## [WHAT YOU HAVE TO DO]
Copy all lines below containing "houses".

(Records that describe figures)
========================
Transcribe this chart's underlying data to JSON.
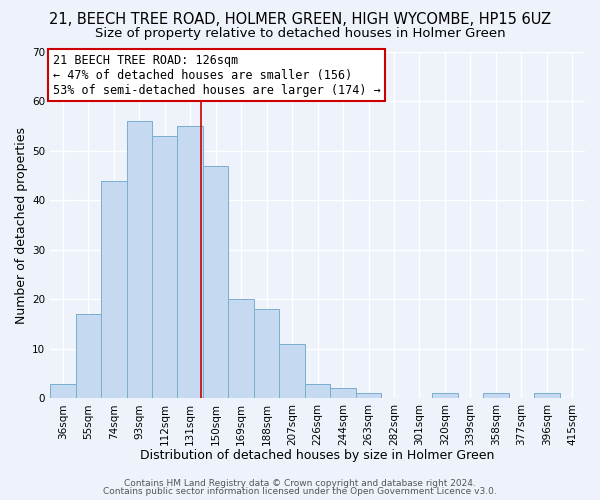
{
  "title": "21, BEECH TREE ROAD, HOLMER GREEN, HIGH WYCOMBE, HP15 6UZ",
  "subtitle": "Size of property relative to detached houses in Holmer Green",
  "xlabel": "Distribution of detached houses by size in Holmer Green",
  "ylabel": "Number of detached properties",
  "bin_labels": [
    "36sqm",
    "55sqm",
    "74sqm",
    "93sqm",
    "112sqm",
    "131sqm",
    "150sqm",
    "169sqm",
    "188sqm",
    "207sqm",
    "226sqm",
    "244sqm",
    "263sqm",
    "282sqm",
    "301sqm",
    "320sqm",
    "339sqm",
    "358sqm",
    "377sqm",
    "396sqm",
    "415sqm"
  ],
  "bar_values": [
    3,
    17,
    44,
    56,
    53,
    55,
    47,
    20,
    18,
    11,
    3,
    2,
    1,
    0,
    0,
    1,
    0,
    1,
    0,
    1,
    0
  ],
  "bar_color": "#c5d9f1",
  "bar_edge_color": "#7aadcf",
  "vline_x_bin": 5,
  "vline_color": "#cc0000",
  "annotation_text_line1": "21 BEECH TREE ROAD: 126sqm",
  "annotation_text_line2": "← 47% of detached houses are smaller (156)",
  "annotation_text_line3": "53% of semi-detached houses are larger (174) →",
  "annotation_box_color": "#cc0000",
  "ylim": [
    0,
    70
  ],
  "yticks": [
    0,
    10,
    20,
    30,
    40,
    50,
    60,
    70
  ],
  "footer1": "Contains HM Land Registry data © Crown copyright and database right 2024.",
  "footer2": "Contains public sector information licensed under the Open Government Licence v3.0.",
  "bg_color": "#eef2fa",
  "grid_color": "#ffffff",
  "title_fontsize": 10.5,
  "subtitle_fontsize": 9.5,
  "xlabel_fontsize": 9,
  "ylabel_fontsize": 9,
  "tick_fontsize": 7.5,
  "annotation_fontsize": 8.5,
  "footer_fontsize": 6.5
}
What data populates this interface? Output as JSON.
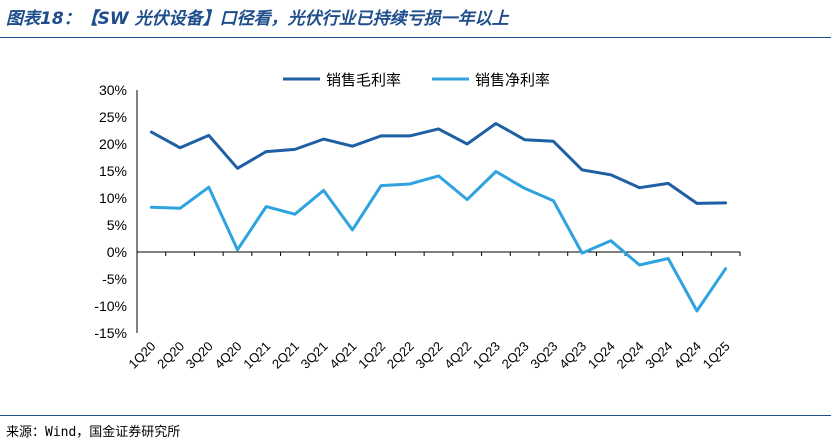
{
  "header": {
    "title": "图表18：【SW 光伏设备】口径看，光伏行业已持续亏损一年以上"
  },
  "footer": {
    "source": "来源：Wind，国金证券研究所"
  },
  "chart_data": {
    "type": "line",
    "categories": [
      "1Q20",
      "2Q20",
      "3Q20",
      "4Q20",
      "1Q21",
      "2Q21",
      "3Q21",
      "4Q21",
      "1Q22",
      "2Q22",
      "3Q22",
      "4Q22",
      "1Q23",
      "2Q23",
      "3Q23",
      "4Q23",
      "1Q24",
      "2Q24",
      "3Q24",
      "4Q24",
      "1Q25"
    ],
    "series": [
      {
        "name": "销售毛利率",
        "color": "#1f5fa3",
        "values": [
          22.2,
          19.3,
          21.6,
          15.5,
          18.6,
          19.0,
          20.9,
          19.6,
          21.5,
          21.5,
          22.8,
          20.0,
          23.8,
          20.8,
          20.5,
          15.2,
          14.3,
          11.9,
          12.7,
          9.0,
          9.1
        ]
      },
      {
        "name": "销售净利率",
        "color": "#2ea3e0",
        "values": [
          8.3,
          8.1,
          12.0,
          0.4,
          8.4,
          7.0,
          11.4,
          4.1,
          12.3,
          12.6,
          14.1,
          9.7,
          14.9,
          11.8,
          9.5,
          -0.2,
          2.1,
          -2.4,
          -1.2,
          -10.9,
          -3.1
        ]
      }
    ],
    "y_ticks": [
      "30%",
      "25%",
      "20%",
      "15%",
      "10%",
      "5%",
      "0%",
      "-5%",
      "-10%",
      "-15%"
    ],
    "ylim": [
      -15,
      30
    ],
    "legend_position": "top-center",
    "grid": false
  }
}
========================
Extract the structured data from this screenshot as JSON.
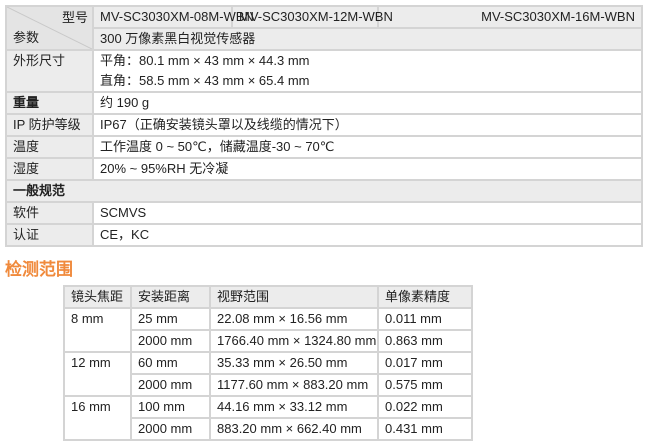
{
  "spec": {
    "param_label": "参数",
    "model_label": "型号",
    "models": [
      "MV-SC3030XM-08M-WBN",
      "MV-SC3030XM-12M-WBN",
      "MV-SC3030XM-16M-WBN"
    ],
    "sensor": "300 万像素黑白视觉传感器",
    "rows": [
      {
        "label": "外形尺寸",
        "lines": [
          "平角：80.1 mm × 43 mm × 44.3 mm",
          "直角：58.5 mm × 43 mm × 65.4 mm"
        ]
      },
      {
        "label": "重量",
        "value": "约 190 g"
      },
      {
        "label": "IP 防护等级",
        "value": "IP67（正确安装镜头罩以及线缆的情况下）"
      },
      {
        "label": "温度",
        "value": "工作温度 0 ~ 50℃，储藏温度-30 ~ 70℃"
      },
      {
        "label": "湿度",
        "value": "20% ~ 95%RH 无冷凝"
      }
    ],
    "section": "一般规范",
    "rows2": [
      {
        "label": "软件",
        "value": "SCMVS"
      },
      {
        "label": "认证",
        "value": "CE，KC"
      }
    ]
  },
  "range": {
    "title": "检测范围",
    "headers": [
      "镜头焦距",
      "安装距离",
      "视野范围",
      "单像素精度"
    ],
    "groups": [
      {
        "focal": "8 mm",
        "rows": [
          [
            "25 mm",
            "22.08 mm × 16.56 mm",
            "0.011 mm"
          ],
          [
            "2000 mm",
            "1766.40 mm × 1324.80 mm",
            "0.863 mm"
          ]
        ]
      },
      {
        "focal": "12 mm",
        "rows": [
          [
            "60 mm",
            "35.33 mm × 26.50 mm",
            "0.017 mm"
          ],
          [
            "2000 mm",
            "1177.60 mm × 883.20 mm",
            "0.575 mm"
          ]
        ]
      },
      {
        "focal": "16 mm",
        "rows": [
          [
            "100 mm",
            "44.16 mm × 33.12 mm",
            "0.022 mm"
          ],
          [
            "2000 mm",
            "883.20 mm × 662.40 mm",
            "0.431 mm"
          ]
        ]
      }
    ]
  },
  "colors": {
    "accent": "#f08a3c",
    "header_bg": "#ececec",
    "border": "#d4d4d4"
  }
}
========================
## [RESULT BELOW]
  "subtitle": "Size of property relative to detached houses in Holmer Green",
  "xlabel": "Distribution of detached houses by size in Holmer Green",
  "annotation_text_line2": "← 47% of detached houses are smaller (156)",
  "annotation_text_line3": "53% of semi-detached houses are larger (174) →",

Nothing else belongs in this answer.